━━━━━ Records for the task ━━━━━

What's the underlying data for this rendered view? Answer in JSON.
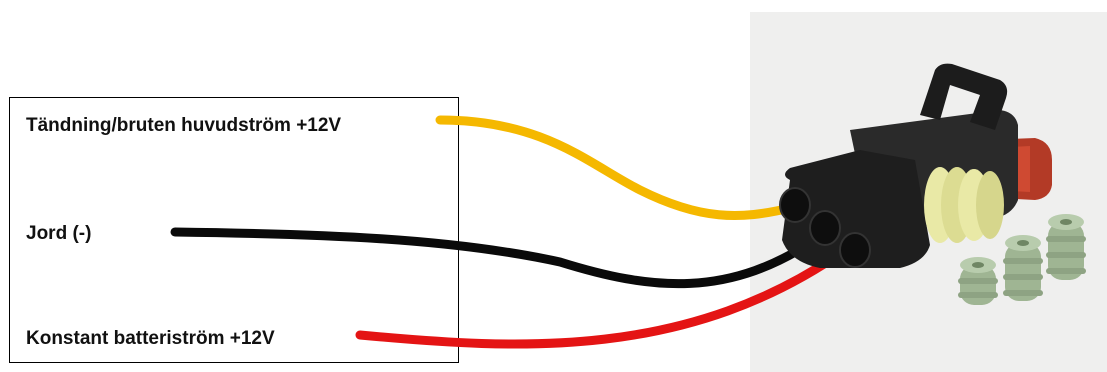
{
  "labels": {
    "ignition": "Tändning/bruten huvudström +12V",
    "ground": "Jord (-)",
    "battery": "Konstant batteriström +12V"
  },
  "colors": {
    "ignition_wire": "#f5b800",
    "ground_wire": "#0a0a0a",
    "battery_wire": "#e41414",
    "connector_body": "#1e1e1e",
    "seal": "#e9e9a6",
    "lock_tab": "#b33a26",
    "loose_seals": "#9fb593"
  },
  "icons": {
    "connector": "3-pin-waterproof-connector-icon",
    "seals": "rubber-seal-icon"
  }
}
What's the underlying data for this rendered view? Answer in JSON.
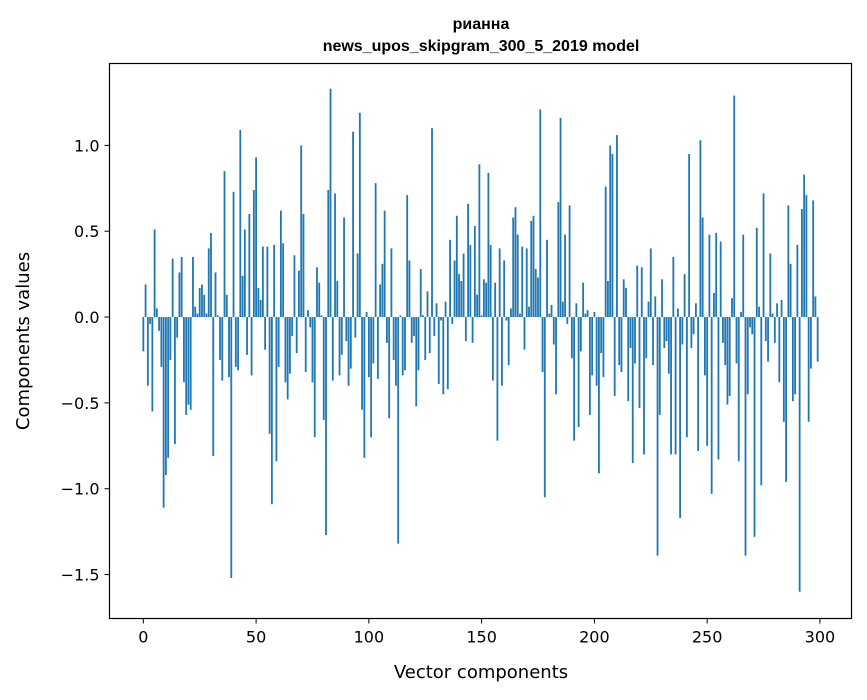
{
  "chart_data": {
    "type": "bar",
    "title": [
      "рианна",
      "news_upos_skipgram_300_5_2019 model"
    ],
    "xlabel": "Vector components",
    "ylabel": "Components values",
    "xlim": [
      -15,
      314
    ],
    "ylim": [
      -1.756,
      1.477
    ],
    "xticks": [
      0,
      50,
      100,
      150,
      200,
      250,
      300
    ],
    "xtick_labels": [
      "0",
      "50",
      "100",
      "150",
      "200",
      "250",
      "300"
    ],
    "yticks": [
      -1.5,
      -1.0,
      -0.5,
      0.0,
      0.5,
      1.0
    ],
    "ytick_labels": [
      "−1.5",
      "−1.0",
      "−0.5",
      "0.0",
      "0.5",
      "1.0"
    ],
    "grid": false,
    "bar_color": "#1f77b4",
    "bar_width": 0.8,
    "values": [
      -0.2,
      0.19,
      -0.4,
      -0.04,
      -0.55,
      0.51,
      0.05,
      -0.08,
      -0.29,
      -1.11,
      -0.92,
      -0.82,
      -0.25,
      0.34,
      -0.74,
      -0.12,
      0.26,
      0.35,
      -0.38,
      -0.57,
      -0.51,
      -0.54,
      0.35,
      0.06,
      0.02,
      0.17,
      0.19,
      0.13,
      0.02,
      0.4,
      0.49,
      -0.81,
      0.26,
      0.01,
      -0.25,
      -0.37,
      0.85,
      0.13,
      -0.35,
      -1.52,
      0.73,
      -0.29,
      -0.31,
      1.09,
      0.24,
      0.51,
      -0.22,
      0.6,
      -0.34,
      0.74,
      0.93,
      0.17,
      0.1,
      0.41,
      -0.19,
      0.41,
      -0.68,
      -1.09,
      0.42,
      -0.84,
      -0.29,
      0.62,
      0.43,
      -0.38,
      -0.48,
      -0.33,
      -0.11,
      0.36,
      -0.21,
      0.27,
      1.0,
      0.6,
      -0.32,
      0.04,
      -0.06,
      -0.38,
      -0.7,
      0.29,
      0.2,
      0.01,
      -0.6,
      -1.27,
      0.74,
      1.33,
      -0.37,
      0.72,
      0.21,
      -0.34,
      -0.22,
      0.58,
      -0.14,
      -0.4,
      -0.3,
      1.08,
      -0.12,
      0.37,
      1.19,
      -0.54,
      -0.82,
      0.03,
      -0.35,
      -0.7,
      -0.27,
      0.78,
      -0.36,
      0.19,
      0.31,
      0.62,
      -0.15,
      -0.59,
      0.4,
      -0.25,
      -0.4,
      -1.32,
      0.01,
      -0.34,
      -0.31,
      0.71,
      0.33,
      -0.15,
      -0.11,
      -0.52,
      -0.31,
      0.28,
      0.01,
      -0.25,
      0.15,
      -0.21,
      1.1,
      -0.11,
      0.08,
      -0.39,
      -0.02,
      -0.45,
      0.09,
      -0.42,
      0.45,
      -0.04,
      0.33,
      0.59,
      0.25,
      0.21,
      0.37,
      -0.14,
      0.66,
      0.42,
      -0.15,
      0.53,
      0.13,
      0.89,
      0.01,
      0.22,
      0.2,
      0.84,
      0.42,
      -0.37,
      0.2,
      -0.72,
      0.4,
      -0.4,
      0.33,
      -0.02,
      -0.28,
      0.05,
      0.58,
      0.64,
      0.48,
      0.02,
      0.41,
      -0.19,
      0.4,
      0.06,
      0.56,
      0.59,
      0.28,
      0.23,
      1.21,
      -0.32,
      -1.05,
      0.45,
      0.02,
      0.07,
      -0.16,
      -0.45,
      0.67,
      1.16,
      0.09,
      0.48,
      -0.04,
      0.65,
      -0.24,
      -0.72,
      0.08,
      -0.64,
      -0.2,
      0.2,
      0.02,
      0.04,
      -0.57,
      -0.34,
      0.03,
      -0.4,
      -0.91,
      -0.21,
      -0.35,
      0.76,
      0.21,
      1.0,
      0.95,
      -0.46,
      1.06,
      -0.28,
      -0.32,
      0.22,
      0.17,
      -0.49,
      -0.18,
      -0.85,
      -0.27,
      0.3,
      -0.53,
      0.29,
      -0.8,
      -0.24,
      0.09,
      0.4,
      -0.28,
      0.12,
      -1.39,
      -0.57,
      0.22,
      -0.18,
      -0.14,
      -0.33,
      -0.8,
      0.35,
      -0.8,
      0.05,
      -1.17,
      -0.16,
      0.25,
      -0.7,
      0.95,
      -0.18,
      -0.1,
      0.08,
      -0.78,
      1.03,
      0.58,
      -0.34,
      -0.75,
      0.48,
      -1.03,
      0.14,
      0.49,
      -0.83,
      0.44,
      -0.15,
      -0.28,
      -0.51,
      -0.46,
      0.11,
      1.29,
      -0.27,
      -0.84,
      0.03,
      0.48,
      -1.39,
      -0.45,
      -0.06,
      -0.1,
      -1.28,
      0.52,
      0.06,
      -0.98,
      0.72,
      -0.14,
      -0.26,
      0.37,
      0.02,
      -0.15,
      0.08,
      -0.38,
      0.1,
      -0.61,
      -0.96,
      0.65,
      0.31,
      -0.49,
      -0.45,
      0.42,
      -1.6,
      0.63,
      0.83,
      0.71,
      -0.61,
      -0.3,
      0.68,
      0.12,
      -0.26
    ]
  }
}
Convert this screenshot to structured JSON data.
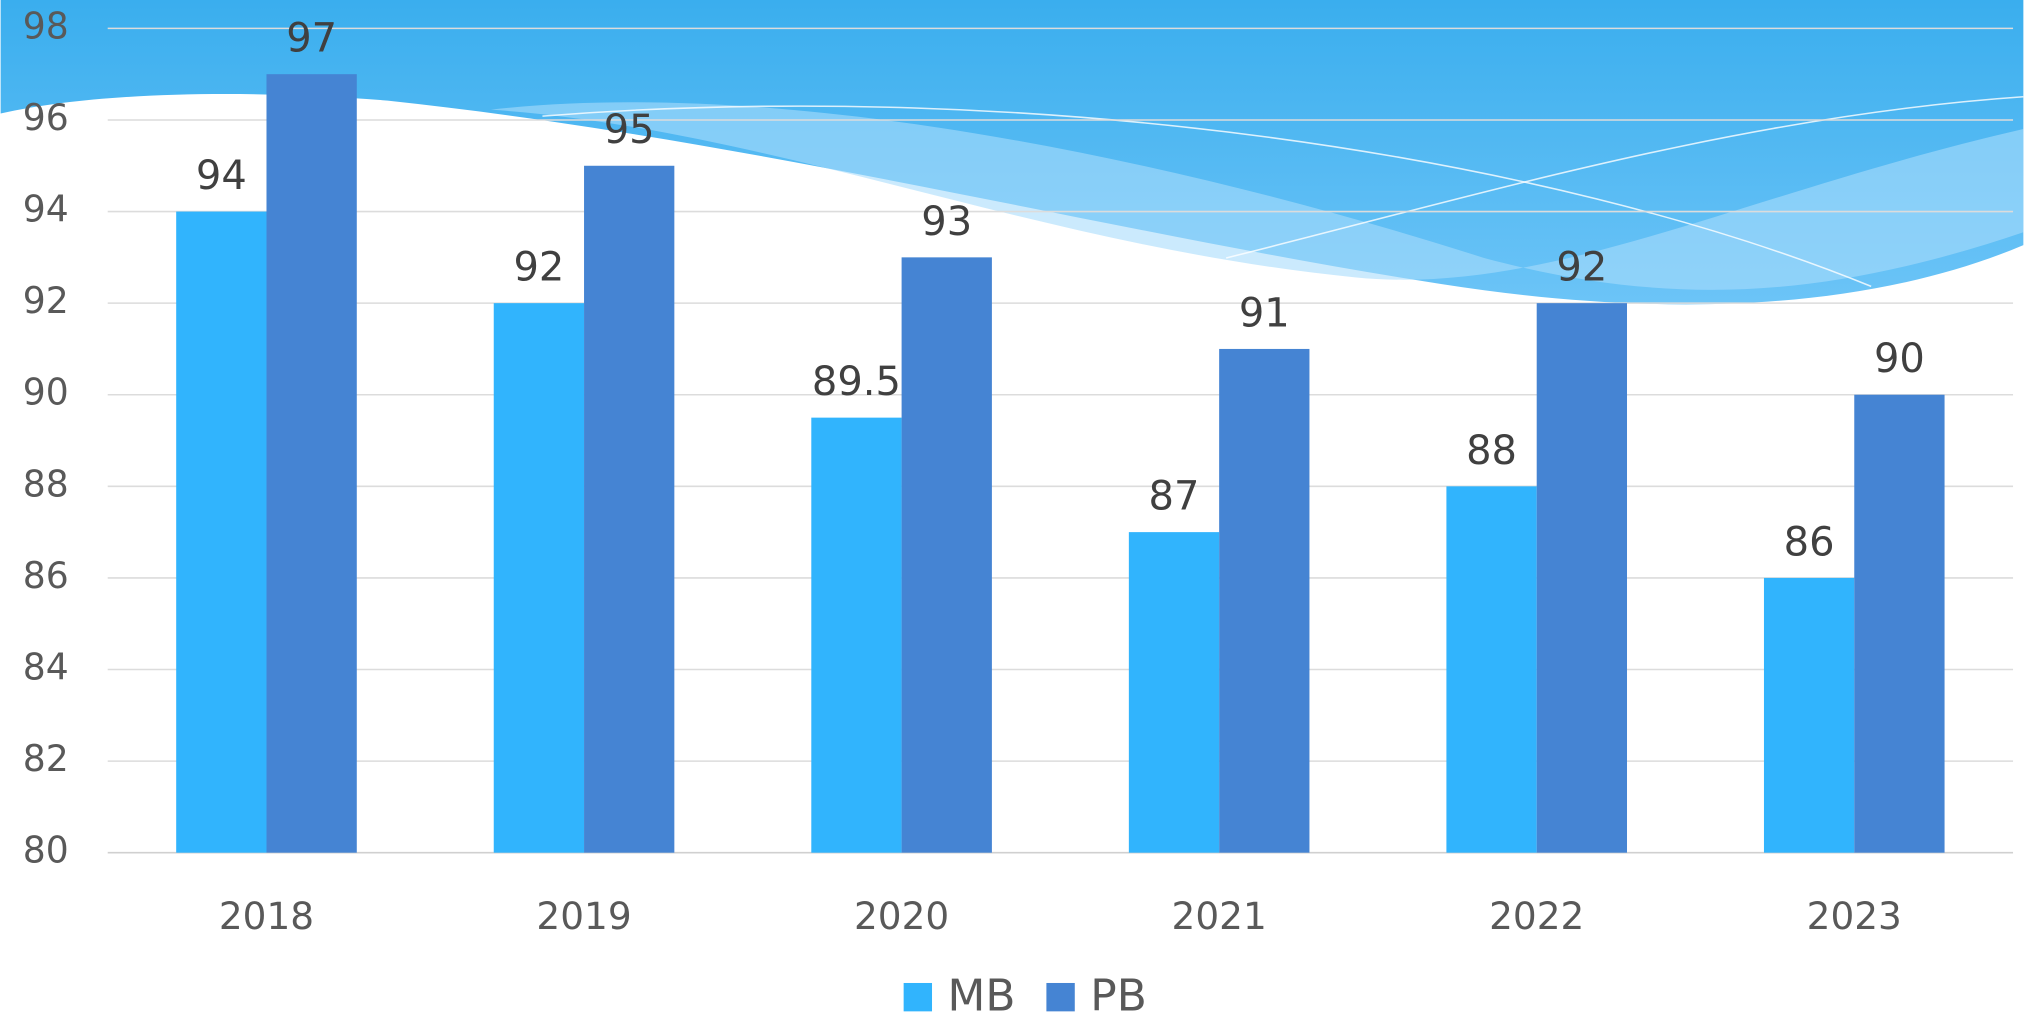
{
  "chart_data": {
    "type": "bar",
    "categories": [
      "2018",
      "2019",
      "2020",
      "2021",
      "2022",
      "2023"
    ],
    "series": [
      {
        "name": "MB",
        "color": "#31b4fd",
        "values": [
          94,
          92,
          89.5,
          87,
          88,
          86
        ]
      },
      {
        "name": "PB",
        "color": "#4584d3",
        "values": [
          97,
          95,
          93,
          91,
          92,
          90
        ]
      }
    ],
    "ylim": [
      80,
      98
    ],
    "yticks": [
      80,
      82,
      84,
      86,
      88,
      90,
      92,
      94,
      96,
      98
    ],
    "grid": true,
    "legend": "bottom"
  }
}
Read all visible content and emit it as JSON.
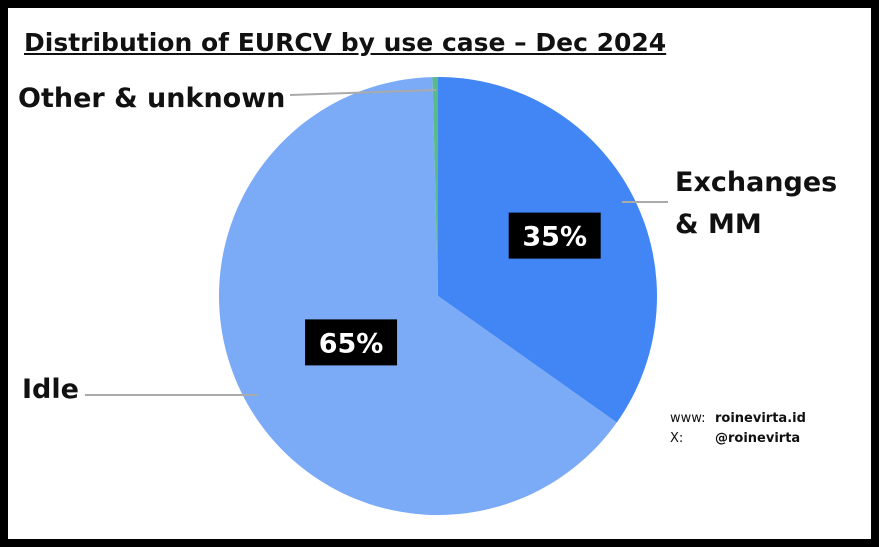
{
  "chart_data": {
    "type": "pie",
    "title": "Distribution of EURCV by use case – Dec 2024",
    "categories": [
      "Exchanges & MM",
      "Idle",
      "Other & unknown"
    ],
    "values": [
      34.8,
      64.8,
      0.4
    ],
    "value_labels": [
      "35%",
      "65%",
      null
    ],
    "colors": [
      "#4285f4",
      "#7baaf7",
      "#57bb8a"
    ],
    "credits": [
      {
        "key": "www:",
        "text": "roinevirta.id"
      },
      {
        "key": "X:",
        "text": "@roinevirta"
      }
    ]
  }
}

━━━━━

Copy the records above exactly, omitting every picture.

▸ **Solution**:
What's the underlying data for this rendered view? Answer in JSON.
{
  "labels": {
    "ignition": "Tändning/bruten huvudström +12V",
    "ground": "Jord (-)",
    "battery": "Konstant batteriström +12V"
  },
  "colors": {
    "ignition_wire": "#f5b800",
    "ground_wire": "#0a0a0a",
    "battery_wire": "#e41414",
    "connector_body": "#1e1e1e",
    "seal": "#e9e9a6",
    "lock_tab": "#b33a26",
    "loose_seals": "#9fb593"
  },
  "icons": {
    "connector": "3-pin-waterproof-connector-icon",
    "seals": "rubber-seal-icon"
  }
}
What's the underlying data for this rendered view? Answer in JSON.
{
  "chart_data": {
    "type": "bar",
    "title": [
      "рианна",
      "news_upos_skipgram_300_5_2019 model"
    ],
    "xlabel": "Vector components",
    "ylabel": "Components values",
    "xlim": [
      -15,
      314
    ],
    "ylim": [
      -1.756,
      1.477
    ],
    "xticks": [
      0,
      50,
      100,
      150,
      200,
      250,
      300
    ],
    "xtick_labels": [
      "0",
      "50",
      "100",
      "150",
      "200",
      "250",
      "300"
    ],
    "yticks": [
      -1.5,
      -1.0,
      -0.5,
      0.0,
      0.5,
      1.0
    ],
    "ytick_labels": [
      "−1.5",
      "−1.0",
      "−0.5",
      "0.0",
      "0.5",
      "1.0"
    ],
    "grid": false,
    "bar_color": "#1f77b4",
    "bar_width": 0.8,
    "values": [
      -0.2,
      0.19,
      -0.4,
      -0.04,
      -0.55,
      0.51,
      0.05,
      -0.08,
      -0.29,
      -1.11,
      -0.92,
      -0.82,
      -0.25,
      0.34,
      -0.74,
      -0.12,
      0.26,
      0.35,
      -0.38,
      -0.57,
      -0.51,
      -0.54,
      0.35,
      0.06,
      0.02,
      0.17,
      0.19,
      0.13,
      0.02,
      0.4,
      0.49,
      -0.81,
      0.26,
      0.01,
      -0.25,
      -0.37,
      0.85,
      0.13,
      -0.35,
      -1.52,
      0.73,
      -0.29,
      -0.31,
      1.09,
      0.24,
      0.51,
      -0.22,
      0.6,
      -0.34,
      0.74,
      0.93,
      0.17,
      0.1,
      0.41,
      -0.19,
      0.41,
      -0.68,
      -1.09,
      0.42,
      -0.84,
      -0.29,
      0.62,
      0.43,
      -0.38,
      -0.48,
      -0.33,
      -0.11,
      0.36,
      -0.21,
      0.27,
      1.0,
      0.6,
      -0.32,
      0.04,
      -0.06,
      -0.38,
      -0.7,
      0.29,
      0.2,
      0.01,
      -0.6,
      -1.27,
      0.74,
      1.33,
      -0.37,
      0.72,
      0.21,
      -0.34,
      -0.22,
      0.58,
      -0.14,
      -0.4,
      -0.3,
      1.08,
      -0.12,
      0.37,
      1.19,
      -0.54,
      -0.82,
      0.03,
      -0.35,
      -0.7,
      -0.27,
      0.78,
      -0.36,
      0.19,
      0.31,
      0.62,
      -0.15,
      -0.59,
      0.4,
      -0.25,
      -0.4,
      -1.32,
      0.01,
      -0.34,
      -0.31,
      0.71,
      0.33,
      -0.15,
      -0.11,
      -0.52,
      -0.31,
      0.28,
      0.01,
      -0.25,
      0.15,
      -0.21,
      1.1,
      -0.11,
      0.08,
      -0.39,
      -0.02,
      -0.45,
      0.09,
      -0.42,
      0.45,
      -0.04,
      0.33,
      0.59,
      0.25,
      0.21,
      0.37,
      -0.14,
      0.66,
      0.42,
      -0.15,
      0.53,
      0.13,
      0.89,
      0.01,
      0.22,
      0.2,
      0.84,
      0.42,
      -0.37,
      0.2,
      -0.72,
      0.4,
      -0.4,
      0.33,
      -0.02,
      -0.28,
      0.05,
      0.58,
      0.64,
      0.48,
      0.02,
      0.41,
      -0.19,
      0.4,
      0.06,
      0.56,
      0.59,
      0.28,
      0.23,
      1.21,
      -0.32,
      -1.05,
      0.45,
      0.02,
      0.07,
      -0.16,
      -0.45,
      0.67,
      1.16,
      0.09,
      0.48,
      -0.04,
      0.65,
      -0.24,
      -0.72,
      0.08,
      -0.64,
      -0.2,
      0.2,
      0.02,
      0.04,
      -0.57,
      -0.34,
      0.03,
      -0.4,
      -0.91,
      -0.21,
      -0.35,
      0.76,
      0.21,
      1.0,
      0.95,
      -0.46,
      1.06,
      -0.28,
      -0.32,
      0.22,
      0.17,
      -0.49,
      -0.18,
      -0.85,
      -0.27,
      0.3,
      -0.53,
      0.29,
      -0.8,
      -0.24,
      0.09,
      0.4,
      -0.28,
      0.12,
      -1.39,
      -0.57,
      0.22,
      -0.18,
      -0.14,
      -0.33,
      -0.8,
      0.35,
      -0.8,
      0.05,
      -1.17,
      -0.16,
      0.25,
      -0.7,
      0.95,
      -0.18,
      -0.1,
      0.08,
      -0.78,
      1.03,
      0.58,
      -0.34,
      -0.75,
      0.48,
      -1.03,
      0.14,
      0.49,
      -0.83,
      0.44,
      -0.15,
      -0.28,
      -0.51,
      -0.46,
      0.11,
      1.29,
      -0.27,
      -0.84,
      0.03,
      0.48,
      -1.39,
      -0.45,
      -0.06,
      -0.1,
      -1.28,
      0.52,
      0.06,
      -0.98,
      0.72,
      -0.14,
      -0.26,
      0.37,
      0.02,
      -0.15,
      0.08,
      -0.38,
      0.1,
      -0.61,
      -0.96,
      0.65,
      0.31,
      -0.49,
      -0.45,
      0.42,
      -1.6,
      0.63,
      0.83,
      0.71,
      -0.61,
      -0.3,
      0.68,
      0.12,
      -0.26
    ]
  }
}
Convert this screenshot to structured JSON data.
{
  "chart_data": {
    "type": "bar",
    "categories": [
      "2018",
      "2019",
      "2020",
      "2021",
      "2022",
      "2023"
    ],
    "series": [
      {
        "name": "MB",
        "color": "#31b4fd",
        "values": [
          94,
          92,
          89.5,
          87,
          88,
          86
        ]
      },
      {
        "name": "PB",
        "color": "#4584d3",
        "values": [
          97,
          95,
          93,
          91,
          92,
          90
        ]
      }
    ],
    "ylim": [
      80,
      98
    ],
    "yticks": [
      80,
      82,
      84,
      86,
      88,
      90,
      92,
      94,
      96,
      98
    ],
    "grid": true,
    "legend": "bottom"
  }
}
Read all visible content and emit it as JSON.
{
  "chart_data": {
    "type": "pie",
    "title": "Distribution of EURCV by use case – Dec 2024",
    "categories": [
      "Exchanges & MM",
      "Idle",
      "Other & unknown"
    ],
    "values": [
      34.8,
      64.8,
      0.4
    ],
    "value_labels": [
      "35%",
      "65%",
      null
    ],
    "colors": [
      "#4285f4",
      "#7baaf7",
      "#57bb8a"
    ],
    "credits": [
      {
        "key": "www:",
        "text": "roinevirta.id"
      },
      {
        "key": "X:",
        "text": "@roinevirta"
      }
    ]
  }
}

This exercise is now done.